= AIM OF THE EXERCISE =
How many of the lines that follow contain the word "JSON"? Give only the number.

[Stored items from a collection]

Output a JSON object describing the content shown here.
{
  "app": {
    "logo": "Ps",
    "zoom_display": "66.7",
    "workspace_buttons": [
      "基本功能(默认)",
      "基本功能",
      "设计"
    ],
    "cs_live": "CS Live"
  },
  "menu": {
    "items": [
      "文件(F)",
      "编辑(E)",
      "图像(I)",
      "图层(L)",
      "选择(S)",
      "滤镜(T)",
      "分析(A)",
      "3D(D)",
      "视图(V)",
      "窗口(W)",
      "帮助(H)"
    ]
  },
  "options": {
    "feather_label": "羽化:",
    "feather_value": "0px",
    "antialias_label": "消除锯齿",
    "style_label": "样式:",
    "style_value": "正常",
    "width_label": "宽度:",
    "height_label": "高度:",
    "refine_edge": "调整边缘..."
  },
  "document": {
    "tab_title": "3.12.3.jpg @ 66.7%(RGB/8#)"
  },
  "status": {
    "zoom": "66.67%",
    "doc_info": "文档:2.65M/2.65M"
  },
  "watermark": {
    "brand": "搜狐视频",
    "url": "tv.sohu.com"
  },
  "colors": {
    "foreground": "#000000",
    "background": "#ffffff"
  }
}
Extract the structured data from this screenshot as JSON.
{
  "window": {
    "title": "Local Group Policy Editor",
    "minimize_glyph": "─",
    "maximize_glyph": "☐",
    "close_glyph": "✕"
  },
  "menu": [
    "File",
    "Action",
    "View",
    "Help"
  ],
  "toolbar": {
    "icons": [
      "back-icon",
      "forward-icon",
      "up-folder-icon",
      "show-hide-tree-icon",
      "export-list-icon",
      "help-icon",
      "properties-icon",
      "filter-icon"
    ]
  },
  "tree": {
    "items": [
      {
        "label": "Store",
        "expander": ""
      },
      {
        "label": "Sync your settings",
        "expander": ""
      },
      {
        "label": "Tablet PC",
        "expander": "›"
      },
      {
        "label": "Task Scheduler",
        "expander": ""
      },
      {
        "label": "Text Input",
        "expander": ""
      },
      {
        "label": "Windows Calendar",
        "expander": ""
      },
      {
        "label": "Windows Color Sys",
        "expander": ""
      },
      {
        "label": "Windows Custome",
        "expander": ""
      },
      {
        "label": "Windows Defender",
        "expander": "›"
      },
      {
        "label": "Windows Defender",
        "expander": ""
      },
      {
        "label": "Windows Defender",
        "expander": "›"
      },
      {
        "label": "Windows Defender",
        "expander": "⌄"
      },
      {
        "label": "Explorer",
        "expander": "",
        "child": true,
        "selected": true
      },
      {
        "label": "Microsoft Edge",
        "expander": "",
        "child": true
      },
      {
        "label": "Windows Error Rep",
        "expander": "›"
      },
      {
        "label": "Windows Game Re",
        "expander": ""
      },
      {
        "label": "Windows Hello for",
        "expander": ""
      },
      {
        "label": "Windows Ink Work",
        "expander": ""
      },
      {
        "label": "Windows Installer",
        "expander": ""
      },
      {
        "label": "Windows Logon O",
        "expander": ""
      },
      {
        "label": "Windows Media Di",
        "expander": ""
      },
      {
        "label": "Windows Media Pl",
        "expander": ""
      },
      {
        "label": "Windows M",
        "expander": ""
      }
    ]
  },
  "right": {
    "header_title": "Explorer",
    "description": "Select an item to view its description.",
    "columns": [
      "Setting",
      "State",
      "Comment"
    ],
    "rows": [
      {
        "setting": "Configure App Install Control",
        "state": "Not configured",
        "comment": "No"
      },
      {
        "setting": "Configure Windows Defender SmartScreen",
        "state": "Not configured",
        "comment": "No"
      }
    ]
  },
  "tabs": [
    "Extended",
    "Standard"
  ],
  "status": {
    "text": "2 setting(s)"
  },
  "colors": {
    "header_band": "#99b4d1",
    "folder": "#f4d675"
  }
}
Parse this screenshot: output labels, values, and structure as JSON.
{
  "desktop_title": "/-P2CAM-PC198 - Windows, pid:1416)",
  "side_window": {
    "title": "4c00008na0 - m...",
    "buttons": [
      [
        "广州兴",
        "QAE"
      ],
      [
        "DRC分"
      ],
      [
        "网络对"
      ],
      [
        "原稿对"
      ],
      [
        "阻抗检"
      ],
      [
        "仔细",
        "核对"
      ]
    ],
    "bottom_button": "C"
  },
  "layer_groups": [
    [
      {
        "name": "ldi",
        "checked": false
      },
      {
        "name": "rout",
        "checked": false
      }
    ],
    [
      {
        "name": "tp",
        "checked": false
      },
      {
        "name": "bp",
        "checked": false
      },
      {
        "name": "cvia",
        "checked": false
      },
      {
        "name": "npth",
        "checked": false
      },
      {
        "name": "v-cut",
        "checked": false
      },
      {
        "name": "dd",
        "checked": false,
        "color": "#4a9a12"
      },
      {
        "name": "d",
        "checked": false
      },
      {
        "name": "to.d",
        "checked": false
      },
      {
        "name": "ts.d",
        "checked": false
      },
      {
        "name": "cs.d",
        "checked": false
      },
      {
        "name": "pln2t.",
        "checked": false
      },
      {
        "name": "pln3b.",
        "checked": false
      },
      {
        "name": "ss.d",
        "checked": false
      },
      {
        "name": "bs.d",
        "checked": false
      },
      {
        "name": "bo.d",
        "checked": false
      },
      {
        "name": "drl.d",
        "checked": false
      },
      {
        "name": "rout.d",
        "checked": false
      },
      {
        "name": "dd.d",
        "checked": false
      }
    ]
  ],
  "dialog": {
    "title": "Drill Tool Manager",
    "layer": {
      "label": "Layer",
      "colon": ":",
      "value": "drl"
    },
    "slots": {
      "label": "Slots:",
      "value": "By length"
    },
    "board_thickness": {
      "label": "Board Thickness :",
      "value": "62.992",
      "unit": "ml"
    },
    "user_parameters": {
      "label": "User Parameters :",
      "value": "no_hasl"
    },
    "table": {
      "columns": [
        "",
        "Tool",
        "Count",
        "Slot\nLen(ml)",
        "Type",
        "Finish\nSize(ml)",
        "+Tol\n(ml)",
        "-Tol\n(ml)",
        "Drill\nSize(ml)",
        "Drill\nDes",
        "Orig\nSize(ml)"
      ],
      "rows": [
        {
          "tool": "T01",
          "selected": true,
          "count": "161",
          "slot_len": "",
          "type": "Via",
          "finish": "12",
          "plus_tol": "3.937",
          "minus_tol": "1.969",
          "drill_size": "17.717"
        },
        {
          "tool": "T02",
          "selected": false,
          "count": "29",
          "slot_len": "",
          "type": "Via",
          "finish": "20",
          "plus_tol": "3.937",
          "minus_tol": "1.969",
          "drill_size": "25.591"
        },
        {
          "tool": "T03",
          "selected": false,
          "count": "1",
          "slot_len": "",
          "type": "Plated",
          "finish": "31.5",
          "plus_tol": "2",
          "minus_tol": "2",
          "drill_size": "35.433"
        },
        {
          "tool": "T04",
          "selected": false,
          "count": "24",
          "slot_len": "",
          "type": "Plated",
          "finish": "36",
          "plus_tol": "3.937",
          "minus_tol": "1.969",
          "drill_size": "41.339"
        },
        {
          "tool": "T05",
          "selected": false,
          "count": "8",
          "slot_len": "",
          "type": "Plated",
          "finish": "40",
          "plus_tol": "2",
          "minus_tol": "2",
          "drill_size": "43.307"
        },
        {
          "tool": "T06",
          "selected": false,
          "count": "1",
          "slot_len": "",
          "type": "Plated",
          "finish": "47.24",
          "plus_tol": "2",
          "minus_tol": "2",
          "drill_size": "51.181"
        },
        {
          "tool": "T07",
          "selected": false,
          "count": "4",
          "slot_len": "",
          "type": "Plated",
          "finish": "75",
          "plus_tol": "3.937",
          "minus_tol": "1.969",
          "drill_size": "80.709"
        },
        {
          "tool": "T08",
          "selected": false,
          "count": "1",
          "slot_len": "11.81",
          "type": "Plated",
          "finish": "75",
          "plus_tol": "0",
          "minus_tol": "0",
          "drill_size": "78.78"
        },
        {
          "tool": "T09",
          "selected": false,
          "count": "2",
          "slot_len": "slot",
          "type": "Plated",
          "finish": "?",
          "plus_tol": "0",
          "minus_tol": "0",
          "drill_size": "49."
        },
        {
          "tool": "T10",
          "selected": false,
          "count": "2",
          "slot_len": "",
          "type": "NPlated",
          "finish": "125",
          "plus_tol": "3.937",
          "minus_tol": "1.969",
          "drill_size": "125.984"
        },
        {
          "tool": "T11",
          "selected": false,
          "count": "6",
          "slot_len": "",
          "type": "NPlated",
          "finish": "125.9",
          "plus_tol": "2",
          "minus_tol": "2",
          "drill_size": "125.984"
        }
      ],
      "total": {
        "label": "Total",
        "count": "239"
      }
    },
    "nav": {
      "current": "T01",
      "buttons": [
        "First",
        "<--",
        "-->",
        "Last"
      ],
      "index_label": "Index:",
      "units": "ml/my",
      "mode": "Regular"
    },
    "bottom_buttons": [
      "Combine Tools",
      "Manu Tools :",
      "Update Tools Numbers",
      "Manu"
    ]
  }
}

= RESULT OF THE EXERCISE =
3